AIM OF THE EXERCISE
Your task is to filter the data below down to the lines holding "name".

— Start of DATA LISTING —

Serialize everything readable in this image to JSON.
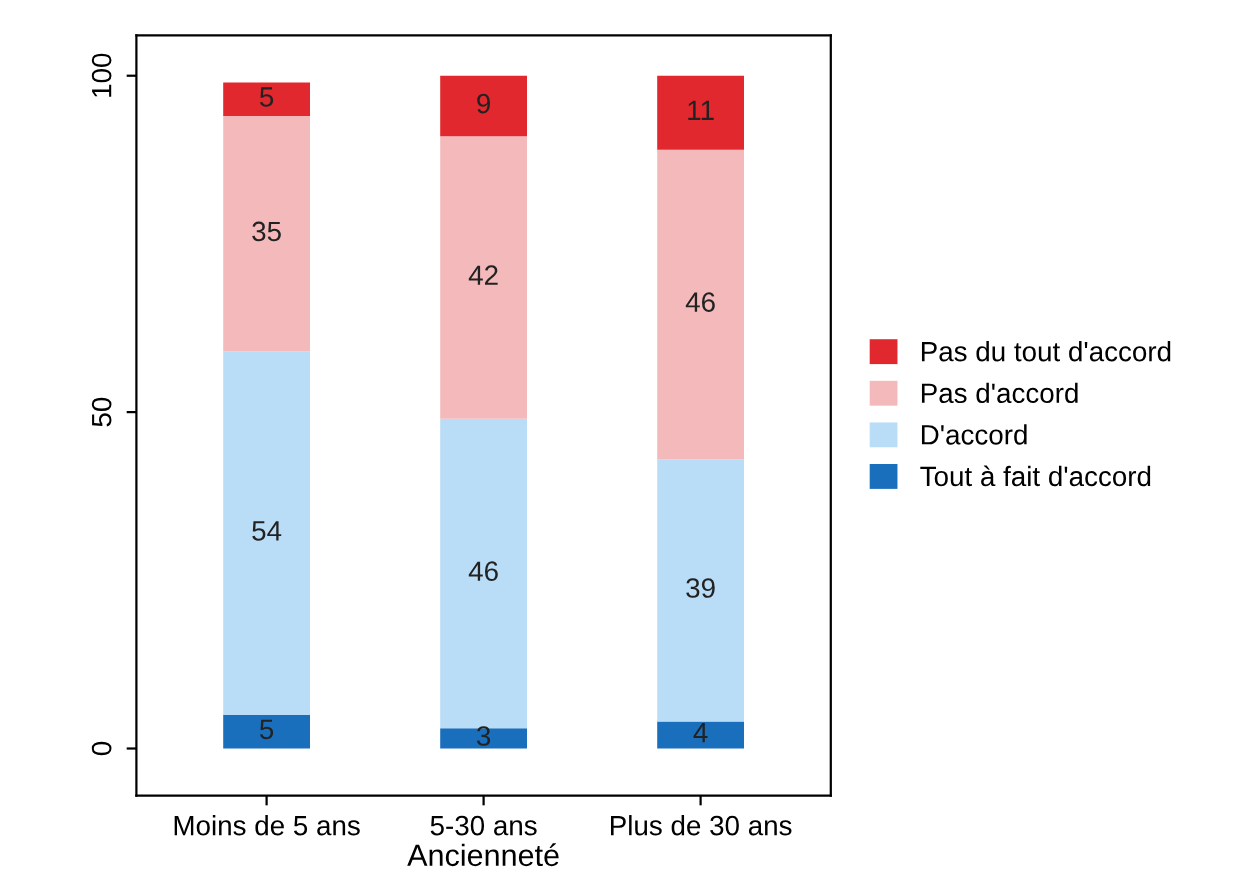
{
  "chart_data": {
    "type": "bar",
    "stacked": true,
    "xlabel": "Ancienneté",
    "categories": [
      "Moins de 5 ans",
      "5-30 ans",
      "Plus de 30 ans"
    ],
    "series": [
      {
        "name": "Tout à fait d'accord",
        "color": "#1a6fbd",
        "values": [
          5,
          3,
          4
        ]
      },
      {
        "name": "D'accord",
        "color": "#b9dcf7",
        "values": [
          54,
          46,
          39
        ]
      },
      {
        "name": "Pas d'accord",
        "color": "#f4b9bb",
        "values": [
          35,
          42,
          46
        ]
      },
      {
        "name": "Pas du tout d'accord",
        "color": "#e0282e",
        "values": [
          5,
          9,
          11
        ]
      }
    ],
    "ylim": [
      -7,
      106
    ],
    "yticks": [
      0,
      50,
      100
    ],
    "grid": false,
    "legend": "right",
    "data_labels": true
  }
}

— End of DATA LISTING —

COMPLETED TASK
        "name": "Tout à fait d'accord",
        "name": "D'accord",
        "name": "Pas d'accord",
        "name": "Pas du tout d'accord",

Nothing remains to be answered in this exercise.